### [Instruction]
Using the data below, determine the number of lines that include the string "color". Write only that number.

(Records from a collection of figures)
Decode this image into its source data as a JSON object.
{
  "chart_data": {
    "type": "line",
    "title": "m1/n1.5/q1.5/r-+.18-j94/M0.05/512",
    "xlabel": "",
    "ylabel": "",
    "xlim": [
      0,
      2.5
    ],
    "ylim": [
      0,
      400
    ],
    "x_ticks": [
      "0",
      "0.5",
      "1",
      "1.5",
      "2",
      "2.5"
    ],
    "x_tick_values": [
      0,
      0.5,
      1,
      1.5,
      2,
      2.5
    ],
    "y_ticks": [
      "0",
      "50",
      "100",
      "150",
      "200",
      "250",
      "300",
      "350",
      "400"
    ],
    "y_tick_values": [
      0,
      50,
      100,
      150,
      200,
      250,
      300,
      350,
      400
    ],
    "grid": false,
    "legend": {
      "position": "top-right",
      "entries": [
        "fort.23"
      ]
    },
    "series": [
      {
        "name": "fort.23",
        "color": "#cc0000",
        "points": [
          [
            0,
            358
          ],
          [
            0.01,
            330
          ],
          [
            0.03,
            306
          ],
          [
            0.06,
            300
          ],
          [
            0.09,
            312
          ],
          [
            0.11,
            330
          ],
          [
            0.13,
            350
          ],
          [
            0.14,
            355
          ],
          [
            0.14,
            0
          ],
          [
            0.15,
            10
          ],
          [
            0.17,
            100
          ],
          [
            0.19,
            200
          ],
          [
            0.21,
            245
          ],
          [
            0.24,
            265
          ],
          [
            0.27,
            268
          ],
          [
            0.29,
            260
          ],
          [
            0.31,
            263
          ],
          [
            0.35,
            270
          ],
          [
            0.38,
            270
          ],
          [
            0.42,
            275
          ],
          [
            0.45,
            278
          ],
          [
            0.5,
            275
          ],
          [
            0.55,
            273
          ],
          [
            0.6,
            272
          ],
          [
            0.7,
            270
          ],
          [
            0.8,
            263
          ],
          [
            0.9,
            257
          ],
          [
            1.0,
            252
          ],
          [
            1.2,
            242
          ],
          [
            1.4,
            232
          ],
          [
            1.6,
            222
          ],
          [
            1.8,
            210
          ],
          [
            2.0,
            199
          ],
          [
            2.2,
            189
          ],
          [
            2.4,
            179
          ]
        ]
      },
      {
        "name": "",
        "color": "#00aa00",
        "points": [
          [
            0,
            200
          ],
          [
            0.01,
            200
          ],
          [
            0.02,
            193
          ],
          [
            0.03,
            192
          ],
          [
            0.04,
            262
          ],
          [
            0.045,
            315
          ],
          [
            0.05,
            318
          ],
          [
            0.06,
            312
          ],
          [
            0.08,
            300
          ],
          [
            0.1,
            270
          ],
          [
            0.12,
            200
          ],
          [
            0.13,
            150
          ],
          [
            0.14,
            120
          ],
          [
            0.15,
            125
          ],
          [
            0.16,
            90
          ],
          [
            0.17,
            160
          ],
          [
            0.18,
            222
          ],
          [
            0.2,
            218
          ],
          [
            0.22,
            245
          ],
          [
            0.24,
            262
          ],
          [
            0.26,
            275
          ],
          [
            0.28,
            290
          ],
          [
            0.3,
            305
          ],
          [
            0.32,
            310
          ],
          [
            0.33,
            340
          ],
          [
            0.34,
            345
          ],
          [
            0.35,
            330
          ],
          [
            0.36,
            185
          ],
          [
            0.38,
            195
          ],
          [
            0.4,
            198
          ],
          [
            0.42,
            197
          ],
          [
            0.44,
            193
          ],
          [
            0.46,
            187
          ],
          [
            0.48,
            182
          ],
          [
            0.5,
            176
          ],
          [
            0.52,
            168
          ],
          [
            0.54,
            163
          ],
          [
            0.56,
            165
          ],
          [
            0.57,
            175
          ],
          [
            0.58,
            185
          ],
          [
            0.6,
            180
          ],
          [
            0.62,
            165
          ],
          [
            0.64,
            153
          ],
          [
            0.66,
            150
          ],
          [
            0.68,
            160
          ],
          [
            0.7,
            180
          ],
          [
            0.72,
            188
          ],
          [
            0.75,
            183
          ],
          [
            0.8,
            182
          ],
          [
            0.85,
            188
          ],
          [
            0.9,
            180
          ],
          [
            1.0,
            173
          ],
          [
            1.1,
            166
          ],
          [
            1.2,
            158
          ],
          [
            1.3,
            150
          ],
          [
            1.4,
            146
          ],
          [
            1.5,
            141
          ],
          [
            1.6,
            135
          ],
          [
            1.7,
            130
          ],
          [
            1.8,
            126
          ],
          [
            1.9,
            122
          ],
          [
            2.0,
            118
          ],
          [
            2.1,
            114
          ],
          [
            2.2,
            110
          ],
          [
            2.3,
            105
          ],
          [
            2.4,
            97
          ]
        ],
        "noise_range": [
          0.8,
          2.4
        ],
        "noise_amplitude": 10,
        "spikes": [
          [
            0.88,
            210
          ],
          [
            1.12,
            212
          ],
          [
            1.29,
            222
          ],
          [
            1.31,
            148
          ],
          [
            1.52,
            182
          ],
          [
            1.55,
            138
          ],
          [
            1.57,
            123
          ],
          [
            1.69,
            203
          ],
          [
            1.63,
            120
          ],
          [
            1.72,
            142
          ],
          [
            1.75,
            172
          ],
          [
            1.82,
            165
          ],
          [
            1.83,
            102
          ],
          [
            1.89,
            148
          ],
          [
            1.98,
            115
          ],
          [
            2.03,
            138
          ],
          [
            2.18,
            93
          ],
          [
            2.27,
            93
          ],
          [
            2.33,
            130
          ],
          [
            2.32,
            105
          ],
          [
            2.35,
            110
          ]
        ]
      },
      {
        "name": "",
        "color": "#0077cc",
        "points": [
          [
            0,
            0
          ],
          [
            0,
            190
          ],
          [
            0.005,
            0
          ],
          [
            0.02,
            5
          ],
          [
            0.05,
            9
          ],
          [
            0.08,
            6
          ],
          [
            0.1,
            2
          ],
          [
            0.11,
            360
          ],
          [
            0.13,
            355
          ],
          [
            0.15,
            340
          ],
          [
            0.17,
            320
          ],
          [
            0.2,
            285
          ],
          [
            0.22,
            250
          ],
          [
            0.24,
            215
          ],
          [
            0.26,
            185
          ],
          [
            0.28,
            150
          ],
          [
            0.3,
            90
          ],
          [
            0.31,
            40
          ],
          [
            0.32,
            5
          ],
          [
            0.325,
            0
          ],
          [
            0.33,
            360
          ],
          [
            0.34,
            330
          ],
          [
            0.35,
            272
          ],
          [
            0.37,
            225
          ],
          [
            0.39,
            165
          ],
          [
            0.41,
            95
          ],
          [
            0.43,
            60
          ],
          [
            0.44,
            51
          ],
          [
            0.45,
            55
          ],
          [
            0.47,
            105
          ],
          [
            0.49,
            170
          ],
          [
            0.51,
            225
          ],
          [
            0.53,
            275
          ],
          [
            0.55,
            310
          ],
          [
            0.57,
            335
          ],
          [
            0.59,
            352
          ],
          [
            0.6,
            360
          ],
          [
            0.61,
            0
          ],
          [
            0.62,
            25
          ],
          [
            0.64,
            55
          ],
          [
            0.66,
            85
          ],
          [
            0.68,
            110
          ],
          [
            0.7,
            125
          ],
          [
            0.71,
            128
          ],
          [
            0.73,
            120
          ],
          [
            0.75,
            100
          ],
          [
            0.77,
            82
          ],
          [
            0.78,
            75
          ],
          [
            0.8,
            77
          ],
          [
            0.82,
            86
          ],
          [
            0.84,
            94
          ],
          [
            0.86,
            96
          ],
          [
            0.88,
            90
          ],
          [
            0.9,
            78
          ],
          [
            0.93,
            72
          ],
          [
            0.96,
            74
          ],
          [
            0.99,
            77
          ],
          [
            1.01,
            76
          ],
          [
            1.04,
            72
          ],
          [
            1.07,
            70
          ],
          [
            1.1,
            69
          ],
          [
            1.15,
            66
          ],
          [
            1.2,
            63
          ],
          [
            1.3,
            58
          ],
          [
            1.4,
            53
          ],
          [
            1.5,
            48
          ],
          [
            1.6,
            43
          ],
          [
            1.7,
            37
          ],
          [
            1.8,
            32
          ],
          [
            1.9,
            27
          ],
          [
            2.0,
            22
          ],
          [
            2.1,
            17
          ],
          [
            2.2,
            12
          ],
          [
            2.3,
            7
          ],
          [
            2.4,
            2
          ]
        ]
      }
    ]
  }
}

### [Problem solution]
3